# Given records

▬▬▬

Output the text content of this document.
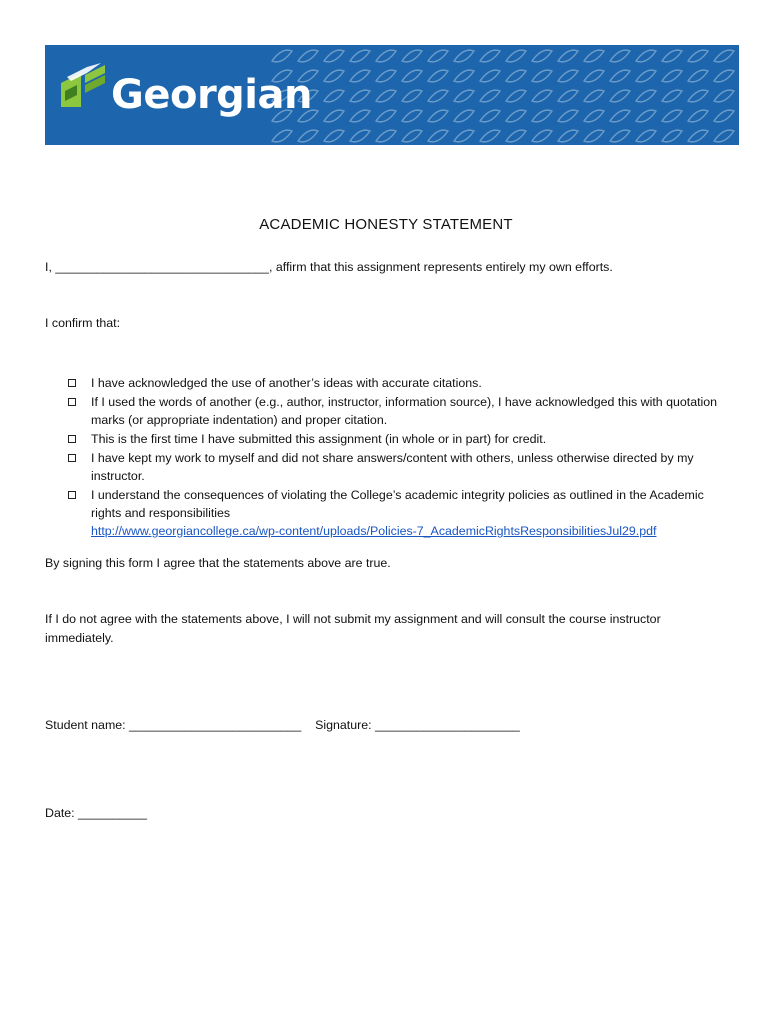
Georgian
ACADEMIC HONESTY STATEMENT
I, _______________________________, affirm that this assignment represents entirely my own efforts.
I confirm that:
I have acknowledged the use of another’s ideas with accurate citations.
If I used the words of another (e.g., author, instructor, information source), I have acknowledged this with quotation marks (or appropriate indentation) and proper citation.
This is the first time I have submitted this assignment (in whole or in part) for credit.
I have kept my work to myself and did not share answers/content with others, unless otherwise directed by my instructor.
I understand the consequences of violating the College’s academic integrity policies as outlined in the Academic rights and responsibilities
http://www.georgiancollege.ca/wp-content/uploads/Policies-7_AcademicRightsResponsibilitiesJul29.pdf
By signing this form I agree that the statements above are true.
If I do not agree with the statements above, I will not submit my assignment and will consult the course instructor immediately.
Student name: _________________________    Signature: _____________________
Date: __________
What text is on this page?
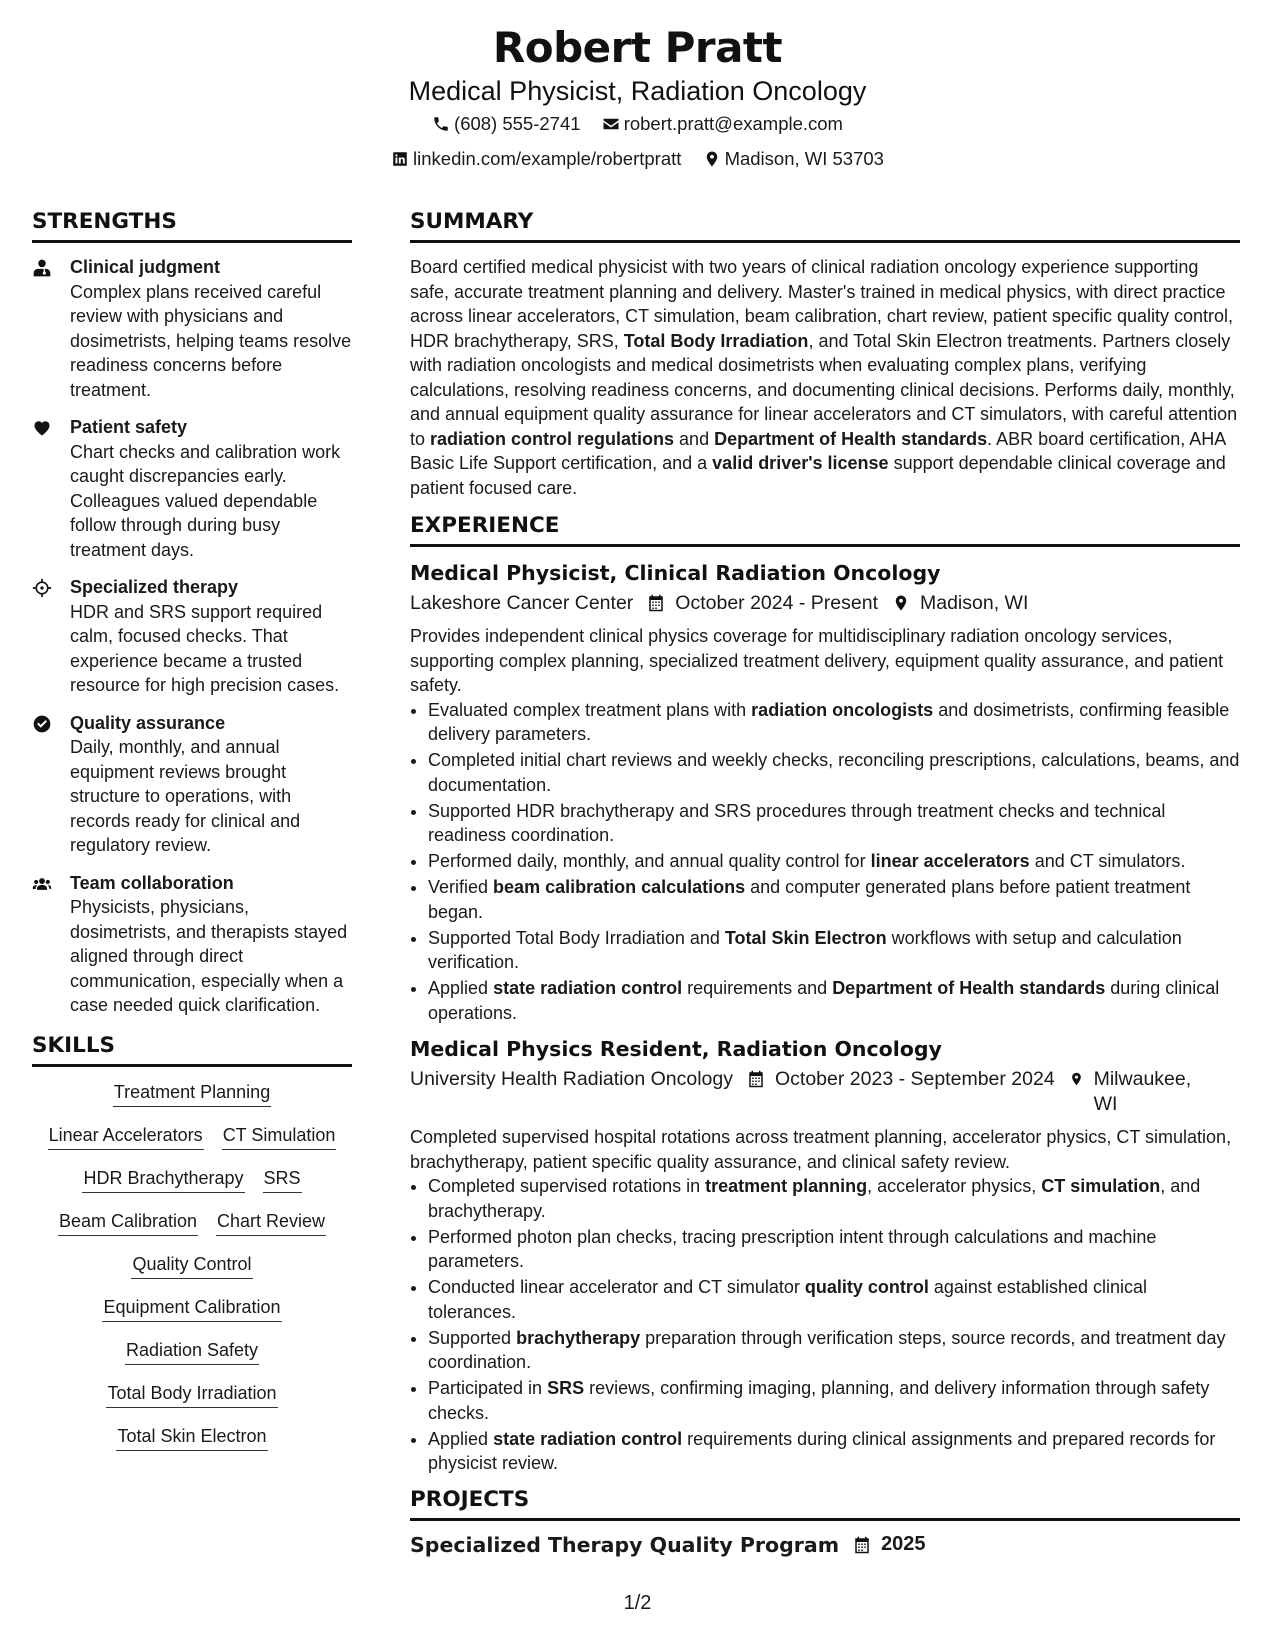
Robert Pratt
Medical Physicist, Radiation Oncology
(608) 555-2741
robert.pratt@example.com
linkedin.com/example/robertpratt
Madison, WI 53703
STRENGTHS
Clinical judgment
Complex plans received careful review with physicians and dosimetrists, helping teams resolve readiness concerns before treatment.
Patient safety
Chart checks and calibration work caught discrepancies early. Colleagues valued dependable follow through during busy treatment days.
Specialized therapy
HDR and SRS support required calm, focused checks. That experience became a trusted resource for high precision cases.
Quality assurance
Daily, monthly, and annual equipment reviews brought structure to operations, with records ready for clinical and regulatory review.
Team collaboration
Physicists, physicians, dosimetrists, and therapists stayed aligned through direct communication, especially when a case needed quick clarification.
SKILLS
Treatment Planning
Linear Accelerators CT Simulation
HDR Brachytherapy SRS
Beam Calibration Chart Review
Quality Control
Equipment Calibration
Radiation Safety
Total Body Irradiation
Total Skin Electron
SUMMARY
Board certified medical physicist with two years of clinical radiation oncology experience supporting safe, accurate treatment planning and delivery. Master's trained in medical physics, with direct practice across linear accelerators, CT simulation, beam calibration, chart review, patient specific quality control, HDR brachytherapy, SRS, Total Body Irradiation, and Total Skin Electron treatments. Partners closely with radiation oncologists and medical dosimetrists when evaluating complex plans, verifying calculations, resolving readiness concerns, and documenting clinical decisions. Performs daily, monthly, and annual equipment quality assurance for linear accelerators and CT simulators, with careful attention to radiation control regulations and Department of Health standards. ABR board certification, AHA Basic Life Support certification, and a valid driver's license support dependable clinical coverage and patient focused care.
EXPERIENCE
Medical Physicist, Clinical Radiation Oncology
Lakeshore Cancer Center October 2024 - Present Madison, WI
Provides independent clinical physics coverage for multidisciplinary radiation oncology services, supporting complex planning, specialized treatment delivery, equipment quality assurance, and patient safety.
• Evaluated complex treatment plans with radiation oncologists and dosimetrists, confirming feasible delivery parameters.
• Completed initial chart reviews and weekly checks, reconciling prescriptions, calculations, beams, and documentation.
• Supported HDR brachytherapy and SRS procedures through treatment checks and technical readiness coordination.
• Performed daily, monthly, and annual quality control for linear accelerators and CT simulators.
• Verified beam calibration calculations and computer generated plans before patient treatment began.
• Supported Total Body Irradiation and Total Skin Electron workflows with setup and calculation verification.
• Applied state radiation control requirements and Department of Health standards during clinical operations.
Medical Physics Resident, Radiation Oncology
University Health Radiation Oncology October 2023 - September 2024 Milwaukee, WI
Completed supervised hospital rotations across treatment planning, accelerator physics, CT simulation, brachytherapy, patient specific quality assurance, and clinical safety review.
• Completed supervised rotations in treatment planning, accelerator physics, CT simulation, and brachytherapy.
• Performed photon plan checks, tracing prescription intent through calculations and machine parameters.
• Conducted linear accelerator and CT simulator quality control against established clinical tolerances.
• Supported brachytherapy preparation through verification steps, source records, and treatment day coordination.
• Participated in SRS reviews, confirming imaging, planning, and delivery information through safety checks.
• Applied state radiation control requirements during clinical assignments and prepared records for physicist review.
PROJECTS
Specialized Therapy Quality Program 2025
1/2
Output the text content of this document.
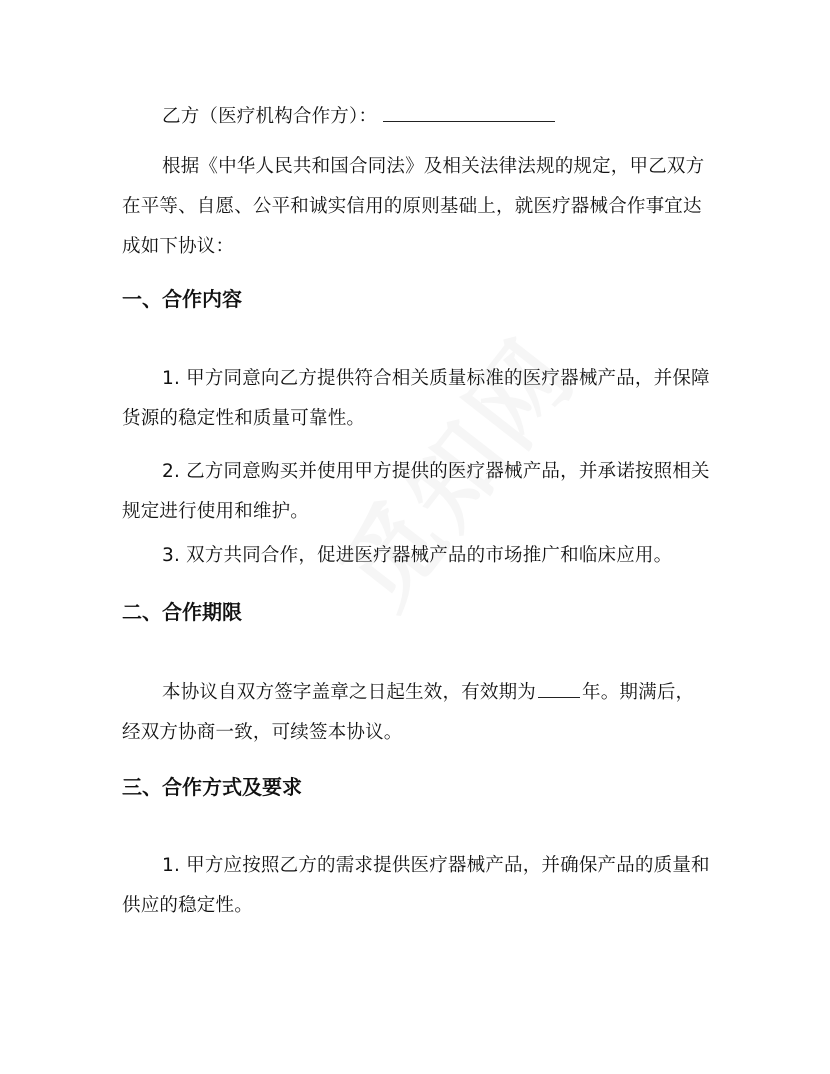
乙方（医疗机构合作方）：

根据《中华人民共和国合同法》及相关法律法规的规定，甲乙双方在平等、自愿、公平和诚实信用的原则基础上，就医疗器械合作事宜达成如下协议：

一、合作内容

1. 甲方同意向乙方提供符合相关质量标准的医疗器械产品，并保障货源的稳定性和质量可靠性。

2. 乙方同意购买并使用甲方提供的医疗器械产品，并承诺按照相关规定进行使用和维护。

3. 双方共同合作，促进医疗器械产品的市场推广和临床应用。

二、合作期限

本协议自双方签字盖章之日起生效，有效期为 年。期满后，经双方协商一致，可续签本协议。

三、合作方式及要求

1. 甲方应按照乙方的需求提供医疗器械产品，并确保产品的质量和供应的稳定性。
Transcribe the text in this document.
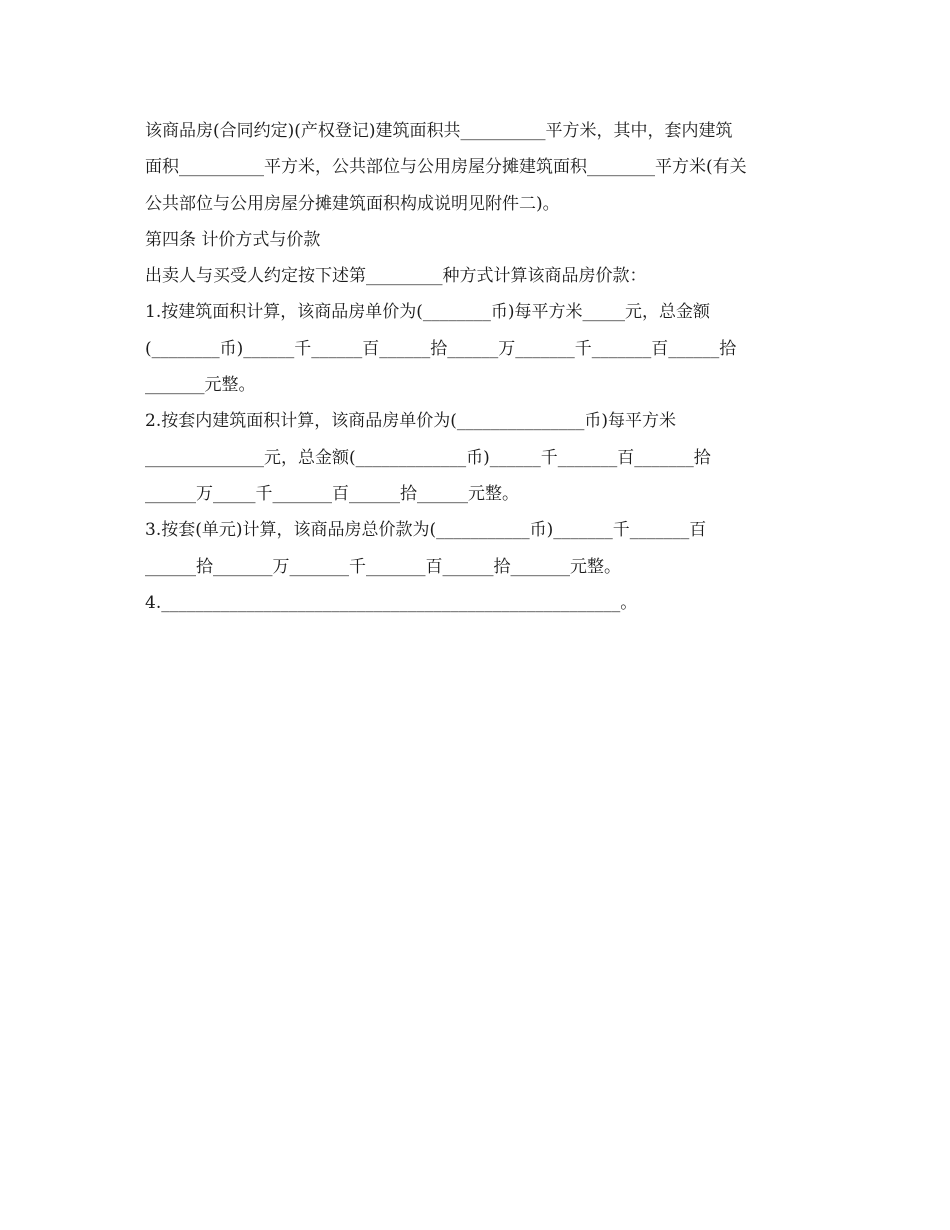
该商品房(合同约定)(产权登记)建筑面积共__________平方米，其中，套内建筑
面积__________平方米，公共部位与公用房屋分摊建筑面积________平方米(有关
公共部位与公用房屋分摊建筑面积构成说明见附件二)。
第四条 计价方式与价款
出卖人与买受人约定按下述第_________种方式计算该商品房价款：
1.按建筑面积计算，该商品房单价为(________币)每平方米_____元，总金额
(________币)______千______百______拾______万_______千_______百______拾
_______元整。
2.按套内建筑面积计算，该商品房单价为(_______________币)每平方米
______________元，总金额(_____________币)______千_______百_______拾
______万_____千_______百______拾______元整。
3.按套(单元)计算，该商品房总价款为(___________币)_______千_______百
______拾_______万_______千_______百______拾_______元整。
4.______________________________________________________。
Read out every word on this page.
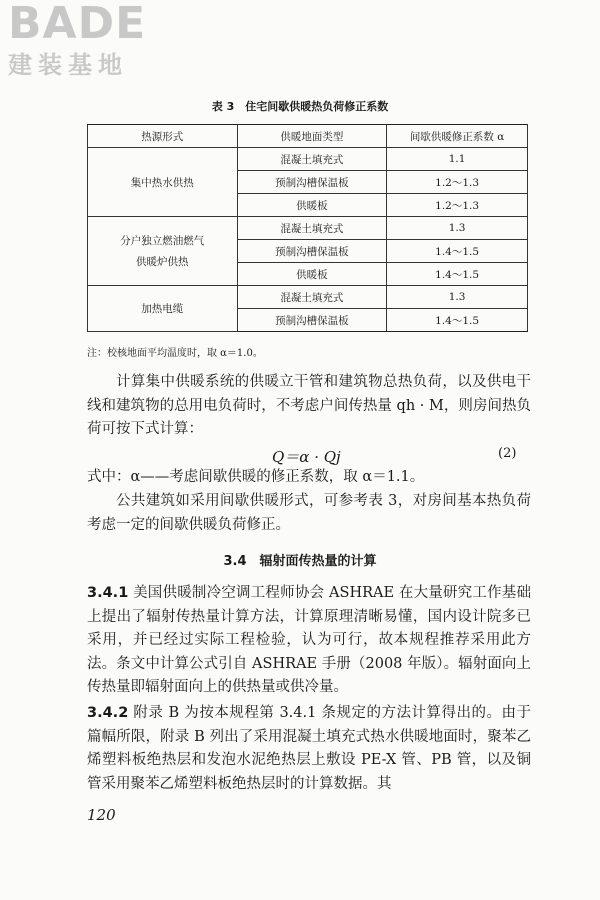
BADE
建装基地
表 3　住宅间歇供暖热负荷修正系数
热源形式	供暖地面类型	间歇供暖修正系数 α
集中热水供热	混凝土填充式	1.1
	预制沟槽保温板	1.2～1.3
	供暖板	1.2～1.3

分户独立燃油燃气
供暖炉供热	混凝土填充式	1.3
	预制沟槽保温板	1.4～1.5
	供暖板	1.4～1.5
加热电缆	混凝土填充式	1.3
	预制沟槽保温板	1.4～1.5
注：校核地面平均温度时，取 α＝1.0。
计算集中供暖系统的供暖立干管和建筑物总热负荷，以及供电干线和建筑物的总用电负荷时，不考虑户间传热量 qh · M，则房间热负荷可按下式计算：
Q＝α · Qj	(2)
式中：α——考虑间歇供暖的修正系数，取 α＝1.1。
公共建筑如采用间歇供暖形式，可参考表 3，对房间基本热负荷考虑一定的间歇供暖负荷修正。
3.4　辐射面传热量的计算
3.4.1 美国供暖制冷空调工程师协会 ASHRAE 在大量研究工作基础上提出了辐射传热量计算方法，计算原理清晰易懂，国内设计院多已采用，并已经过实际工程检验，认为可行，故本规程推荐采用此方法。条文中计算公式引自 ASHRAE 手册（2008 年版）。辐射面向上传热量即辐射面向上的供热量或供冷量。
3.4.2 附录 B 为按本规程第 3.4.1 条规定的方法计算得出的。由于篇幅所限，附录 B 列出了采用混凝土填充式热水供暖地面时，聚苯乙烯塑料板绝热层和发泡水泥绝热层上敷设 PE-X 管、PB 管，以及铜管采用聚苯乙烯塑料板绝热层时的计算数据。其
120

▬▬▬

# Task requirements
The pictures should not appear in the copy; every other part of the records above must be returned exactly.

# Full response
Output the text content of this document.
Georgian
ACADEMIC HONESTY STATEMENT
I, _______________________________, affirm that this assignment represents entirely my own efforts.
I confirm that:
I have acknowledged the use of another’s ideas with accurate citations.
If I used the words of another (e.g., author, instructor, information source), I have acknowledged this with quotation marks (or appropriate indentation) and proper citation.
This is the first time I have submitted this assignment (in whole or in part) for credit.
I have kept my work to myself and did not share answers/content with others, unless otherwise directed by my instructor.
I understand the consequences of violating the College’s academic integrity policies as outlined in the Academic rights and responsibilities
http://www.georgiancollege.ca/wp-content/uploads/Policies-7_AcademicRightsResponsibilitiesJul29.pdf
By signing this form I agree that the statements above are true.
If I do not agree with the statements above, I will not submit my assignment and will consult the course instructor immediately.
Student name: _________________________    Signature: _____________________
Date: __________
What text is on this page?
Robert Pratt
Medical Physicist, Radiation Oncology
(608) 555-2741
robert.pratt@example.com
linkedin.com/example/robertpratt
Madison, WI 53703
STRENGTHS
Clinical judgment
Complex plans received careful review with physicians and dosimetrists, helping teams resolve readiness concerns before treatment.
Patient safety
Chart checks and calibration work caught discrepancies early. Colleagues valued dependable follow through during busy treatment days.
Specialized therapy
HDR and SRS support required calm, focused checks. That experience became a trusted resource for high precision cases.
Quality assurance
Daily, monthly, and annual equipment reviews brought structure to operations, with records ready for clinical and regulatory review.
Team collaboration
Physicists, physicians, dosimetrists, and therapists stayed aligned through direct communication, especially when a case needed quick clarification.
SKILLS
Treatment Planning
Linear Accelerators CT Simulation
HDR Brachytherapy SRS
Beam Calibration Chart Review
Quality Control
Equipment Calibration
Radiation Safety
Total Body Irradiation
Total Skin Electron
SUMMARY
Board certified medical physicist with two years of clinical radiation oncology experience supporting safe, accurate treatment planning and delivery. Master's trained in medical physics, with direct practice across linear accelerators, CT simulation, beam calibration, chart review, patient specific quality control, HDR brachytherapy, SRS, Total Body Irradiation, and Total Skin Electron treatments. Partners closely with radiation oncologists and medical dosimetrists when evaluating complex plans, verifying calculations, resolving readiness concerns, and documenting clinical decisions. Performs daily, monthly, and annual equipment quality assurance for linear accelerators and CT simulators, with careful attention to radiation control regulations and Department of Health standards. ABR board certification, AHA Basic Life Support certification, and a valid driver's license support dependable clinical coverage and patient focused care.
EXPERIENCE
Medical Physicist, Clinical Radiation Oncology
Lakeshore Cancer Center October 2024 - Present Madison, WI
Provides independent clinical physics coverage for multidisciplinary radiation oncology services, supporting complex planning, specialized treatment delivery, equipment quality assurance, and patient safety.
• Evaluated complex treatment plans with radiation oncologists and dosimetrists, confirming feasible delivery parameters.
• Completed initial chart reviews and weekly checks, reconciling prescriptions, calculations, beams, and documentation.
• Supported HDR brachytherapy and SRS procedures through treatment checks and technical readiness coordination.
• Performed daily, monthly, and annual quality control for linear accelerators and CT simulators.
• Verified beam calibration calculations and computer generated plans before patient treatment began.
• Supported Total Body Irradiation and Total Skin Electron workflows with setup and calculation verification.
• Applied state radiation control requirements and Department of Health standards during clinical operations.
Medical Physics Resident, Radiation Oncology
University Health Radiation Oncology October 2023 - September 2024 Milwaukee, WI
Completed supervised hospital rotations across treatment planning, accelerator physics, CT simulation, brachytherapy, patient specific quality assurance, and clinical safety review.
• Completed supervised rotations in treatment planning, accelerator physics, CT simulation, and brachytherapy.
• Performed photon plan checks, tracing prescription intent through calculations and machine parameters.
• Conducted linear accelerator and CT simulator quality control against established clinical tolerances.
• Supported brachytherapy preparation through verification steps, source records, and treatment day coordination.
• Participated in SRS reviews, confirming imaging, planning, and delivery information through safety checks.
• Applied state radiation control requirements during clinical assignments and prepared records for physicist review.
PROJECTS
Specialized Therapy Quality Program 2025
1/2
Output the text content of this document.
乙方（医疗机构合作方）：

根据《中华人民共和国合同法》及相关法律法规的规定，甲乙双方在平等、自愿、公平和诚实信用的原则基础上，就医疗器械合作事宜达成如下协议：

一、合作内容

1. 甲方同意向乙方提供符合相关质量标准的医疗器械产品，并保障货源的稳定性和质量可靠性。

2. 乙方同意购买并使用甲方提供的医疗器械产品，并承诺按照相关规定进行使用和维护。

3. 双方共同合作，促进医疗器械产品的市场推广和临床应用。

二、合作期限

本协议自双方签字盖章之日起生效，有效期为 年。期满后，经双方协商一致，可续签本协议。

三、合作方式及要求

1. 甲方应按照乙方的需求提供医疗器械产品，并确保产品的质量和供应的稳定性。
Transcribe the text in this document.
该商品房(合同约定)(产权登记)建筑面积共__________平方米，其中，套内建筑
面积__________平方米，公共部位与公用房屋分摊建筑面积________平方米(有关
公共部位与公用房屋分摊建筑面积构成说明见附件二)。
第四条 计价方式与价款
出卖人与买受人约定按下述第_________种方式计算该商品房价款：
1.按建筑面积计算，该商品房单价为(________币)每平方米_____元，总金额
(________币)______千______百______拾______万_______千_______百______拾
_______元整。
2.按套内建筑面积计算，该商品房单价为(_______________币)每平方米
______________元，总金额(_____________币)______千_______百_______拾
______万_____千_______百______拾______元整。
3.按套(单元)计算，该商品房总价款为(___________币)_______千_______百
______拾_______万_______千_______百______拾_______元整。
4.______________________________________________________。
Read out every word on this page.
BADE
建装基地
表 3　住宅间歇供暖热负荷修正系数
热源形式	供暖地面类型	间歇供暖修正系数 α
集中热水供热	混凝土填充式	1.1
	预制沟槽保温板	1.2～1.3
	供暖板	1.2～1.3

分户独立燃油燃气
供暖炉供热	混凝土填充式	1.3
	预制沟槽保温板	1.4～1.5
	供暖板	1.4～1.5
加热电缆	混凝土填充式	1.3
	预制沟槽保温板	1.4～1.5
注：校核地面平均温度时，取 α＝1.0。
计算集中供暖系统的供暖立干管和建筑物总热负荷，以及供电干线和建筑物的总用电负荷时，不考虑户间传热量 qh · M，则房间热负荷可按下式计算：
Q＝α · Qj	(2)
式中：α——考虑间歇供暖的修正系数，取 α＝1.1。
公共建筑如采用间歇供暖形式，可参考表 3，对房间基本热负荷考虑一定的间歇供暖负荷修正。
3.4　辐射面传热量的计算
3.4.1 美国供暖制冷空调工程师协会 ASHRAE 在大量研究工作基础上提出了辐射传热量计算方法，计算原理清晰易懂，国内设计院多已采用，并已经过实际工程检验，认为可行，故本规程推荐采用此方法。条文中计算公式引自 ASHRAE 手册（2008 年版）。辐射面向上传热量即辐射面向上的供热量或供冷量。
3.4.2 附录 B 为按本规程第 3.4.1 条规定的方法计算得出的。由于篇幅所限，附录 B 列出了采用混凝土填充式热水供暖地面时，聚苯乙烯塑料板绝热层和发泡水泥绝热层上敷设 PE-X 管、PB 管，以及铜管采用聚苯乙烯塑料板绝热层时的计算数据。其
120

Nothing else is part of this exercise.